• Information shown
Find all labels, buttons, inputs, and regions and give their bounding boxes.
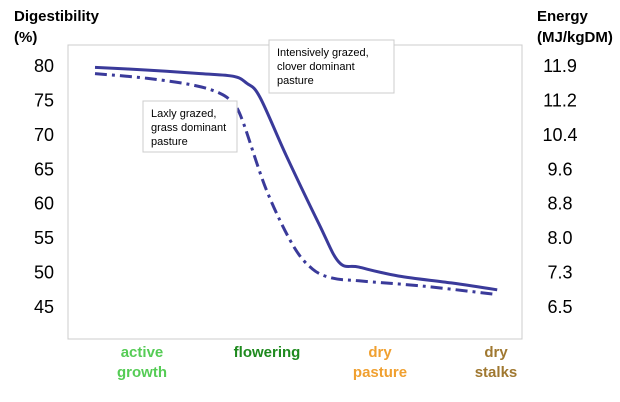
right-tick-label: 11.9 [543,56,577,76]
left-tick-label: 55 [34,228,54,248]
annotation-text-line-1: Laxly grazed, [151,108,216,120]
category-label: pasture [353,364,407,381]
right-axis-title-line-1: Energy [537,8,589,25]
left-tick-label: 45 [34,297,54,317]
category-label: dry [484,344,508,361]
category-label: dry [368,344,392,361]
category-label: stalks [475,364,518,381]
right-tick-label: 8.0 [547,228,572,248]
left-tick-label: 70 [34,125,54,145]
right-tick-label: 11.2 [543,90,577,110]
annotation-intensively-grazed: Intensively grazed, clover dominant past… [268,39,395,94]
category-label: flowering [234,344,301,361]
series-layer [94,65,498,297]
category-label: active [121,344,164,361]
right-tick-label: 7.3 [547,263,572,283]
right-tick-label: 8.8 [547,194,572,214]
annotation-box-laxly-grazed [142,100,238,153]
right-tick-label: 9.6 [547,159,572,179]
annotation-text-line-3: pasture [151,136,188,148]
annotation-laxly-grazed: Laxly grazed, grass dominant pasture [142,100,238,153]
left-tick-labels: 80 75 70 65 60 55 50 45 [34,56,54,317]
left-axis-title-line-1: Digestibility [14,8,100,25]
left-tick-label: 75 [34,90,54,110]
left-axis-title: Digestibility (%) [14,8,100,46]
right-tick-label: 6.5 [547,297,572,317]
series-line-laxly-grazed [94,72,498,297]
left-tick-label: 60 [34,194,54,214]
category-label: growth [117,364,167,381]
annotation-text-line-1: Intensively grazed, [277,47,369,59]
right-tick-labels: 11.9 11.2 10.4 9.6 8.8 8.0 7.3 6.5 [542,56,577,317]
right-axis-title-line-2: (MJ/kgDM) [537,29,613,46]
left-axis-title-line-2: (%) [14,29,37,46]
annotation-text-line-3: pasture [277,75,314,87]
right-tick-label: 10.4 [542,125,577,145]
left-tick-label: 80 [34,56,54,76]
right-axis-title: Energy (MJ/kgDM) [537,8,613,46]
category-labels: active growth flowering dry pasture dry stalks [117,344,517,381]
annotation-text-line-2: clover dominant [277,61,355,73]
left-tick-label: 65 [34,159,54,179]
series-line-intensively-grazed [94,65,498,292]
annotation-text-line-2: grass dominant [151,122,226,134]
annotation-box-intensively-grazed [268,39,395,94]
left-tick-label: 50 [34,263,54,283]
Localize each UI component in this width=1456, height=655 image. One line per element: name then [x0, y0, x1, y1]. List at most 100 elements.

• What the task asks
Please copy every record above line for line, leaving out the pictures.

• Reply
Find all labels, buttons, inputs, and regions and give their bounding boxes.
right-tick-label: 11.9 [543,56,577,76]
left-tick-label: 55 [34,228,54,248]
annotation-text-line-1: Laxly grazed, [151,108,216,120]
category-label: pasture [353,364,407,381]
right-axis-title-line-1: Energy [537,8,589,25]
left-tick-label: 45 [34,297,54,317]
category-label: dry [484,344,508,361]
category-label: dry [368,344,392,361]
category-label: stalks [475,364,518,381]
right-tick-label: 8.0 [547,228,572,248]
left-tick-label: 70 [34,125,54,145]
right-tick-label: 11.2 [543,90,577,110]
annotation-intensively-grazed: Intensively grazed, clover dominant past… [268,39,395,94]
category-label: flowering [234,344,301,361]
series-layer [94,65,498,297]
category-label: active [121,344,164,361]
right-tick-label: 7.3 [547,263,572,283]
right-tick-label: 8.8 [547,194,572,214]
annotation-box-laxly-grazed [142,100,238,153]
right-tick-label: 9.6 [547,159,572,179]
annotation-text-line-3: pasture [151,136,188,148]
annotation-laxly-grazed: Laxly grazed, grass dominant pasture [142,100,238,153]
left-tick-labels: 80 75 70 65 60 55 50 45 [34,56,54,317]
left-axis-title-line-1: Digestibility [14,8,100,25]
left-tick-label: 75 [34,90,54,110]
left-axis-title: Digestibility (%) [14,8,100,46]
right-tick-label: 6.5 [547,297,572,317]
series-line-laxly-grazed [94,72,498,297]
left-tick-label: 60 [34,194,54,214]
category-label: growth [117,364,167,381]
annotation-text-line-1: Intensively grazed, [277,47,369,59]
right-tick-labels: 11.9 11.2 10.4 9.6 8.8 8.0 7.3 6.5 [542,56,577,317]
right-axis-title-line-2: (MJ/kgDM) [537,29,613,46]
left-axis-title-line-2: (%) [14,29,37,46]
annotation-text-line-3: pasture [277,75,314,87]
right-tick-label: 10.4 [542,125,577,145]
left-tick-label: 80 [34,56,54,76]
right-axis-title: Energy (MJ/kgDM) [537,8,613,46]
category-labels: active growth flowering dry pasture dry stalks [117,344,517,381]
annotation-text-line-2: clover dominant [277,61,355,73]
left-tick-label: 65 [34,159,54,179]
series-line-intensively-grazed [94,65,498,292]
annotation-text-line-2: grass dominant [151,122,226,134]
annotation-box-intensively-grazed [268,39,395,94]
left-tick-label: 50 [34,263,54,283]
Localize each UI component in this width=1456, height=655 image. One line per element: name then [x0, y0, x1, y1]. List at most 100 elements.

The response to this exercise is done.